* **Exercise instructions**: Give back the full listing, character for character, with no pictures.

(Extracted records)
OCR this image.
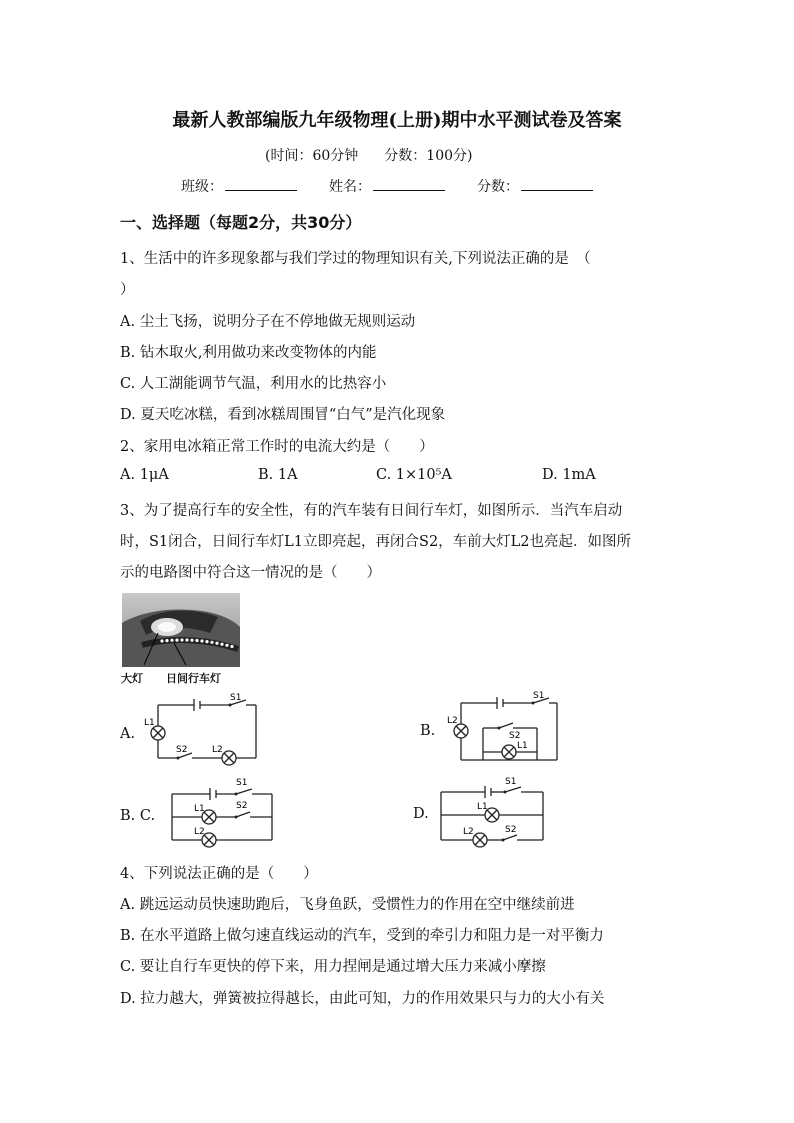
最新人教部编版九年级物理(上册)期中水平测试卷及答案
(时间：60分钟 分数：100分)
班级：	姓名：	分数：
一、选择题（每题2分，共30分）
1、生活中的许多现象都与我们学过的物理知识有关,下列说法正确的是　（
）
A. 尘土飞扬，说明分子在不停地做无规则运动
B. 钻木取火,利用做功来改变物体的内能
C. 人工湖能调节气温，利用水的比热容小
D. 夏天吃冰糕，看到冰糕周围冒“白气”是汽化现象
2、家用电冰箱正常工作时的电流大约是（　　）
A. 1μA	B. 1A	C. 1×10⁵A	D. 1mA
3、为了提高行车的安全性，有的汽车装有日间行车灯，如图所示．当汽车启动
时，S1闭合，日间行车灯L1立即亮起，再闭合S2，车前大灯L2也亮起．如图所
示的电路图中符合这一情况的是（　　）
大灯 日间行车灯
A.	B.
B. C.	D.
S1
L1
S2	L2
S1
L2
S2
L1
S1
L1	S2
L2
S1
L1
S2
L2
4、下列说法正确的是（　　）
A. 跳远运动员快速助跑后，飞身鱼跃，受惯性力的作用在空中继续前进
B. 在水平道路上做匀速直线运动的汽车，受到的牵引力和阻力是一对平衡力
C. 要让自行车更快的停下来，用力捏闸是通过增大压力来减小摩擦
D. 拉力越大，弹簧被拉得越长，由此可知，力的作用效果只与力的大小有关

* **Written solution**:
OCR this image.
最新人教部编版九年级物理(上册)期中水平测试卷及答案
(时间：60分钟 分数：100分)
班级：	姓名：	分数：
一、选择题（每题2分，共30分）
1、生活中的许多现象都与我们学过的物理知识有关,下列说法正确的是　（
）
A. 尘土飞扬，说明分子在不停地做无规则运动
B. 钻木取火,利用做功来改变物体的内能
C. 人工湖能调节气温，利用水的比热容小
D. 夏天吃冰糕，看到冰糕周围冒“白气”是汽化现象
2、家用电冰箱正常工作时的电流大约是（　　）
A. 1μA	B. 1A	C. 1×10⁵A	D. 1mA
3、为了提高行车的安全性，有的汽车装有日间行车灯，如图所示．当汽车启动
时，S1闭合，日间行车灯L1立即亮起，再闭合S2，车前大灯L2也亮起．如图所
示的电路图中符合这一情况的是（　　）
大灯 日间行车灯
A.	B.
B. C.	D.
S1
L1
S2	L2
S1
L2
S2
L1
S1
L1	S2
L2
S1
L1
S2
L2
4、下列说法正确的是（　　）
A. 跳远运动员快速助跑后，飞身鱼跃，受惯性力的作用在空中继续前进
B. 在水平道路上做匀速直线运动的汽车，受到的牵引力和阻力是一对平衡力
C. 要让自行车更快的停下来，用力捏闸是通过增大压力来减小摩擦
D. 拉力越大，弹簧被拉得越长，由此可知，力的作用效果只与力的大小有关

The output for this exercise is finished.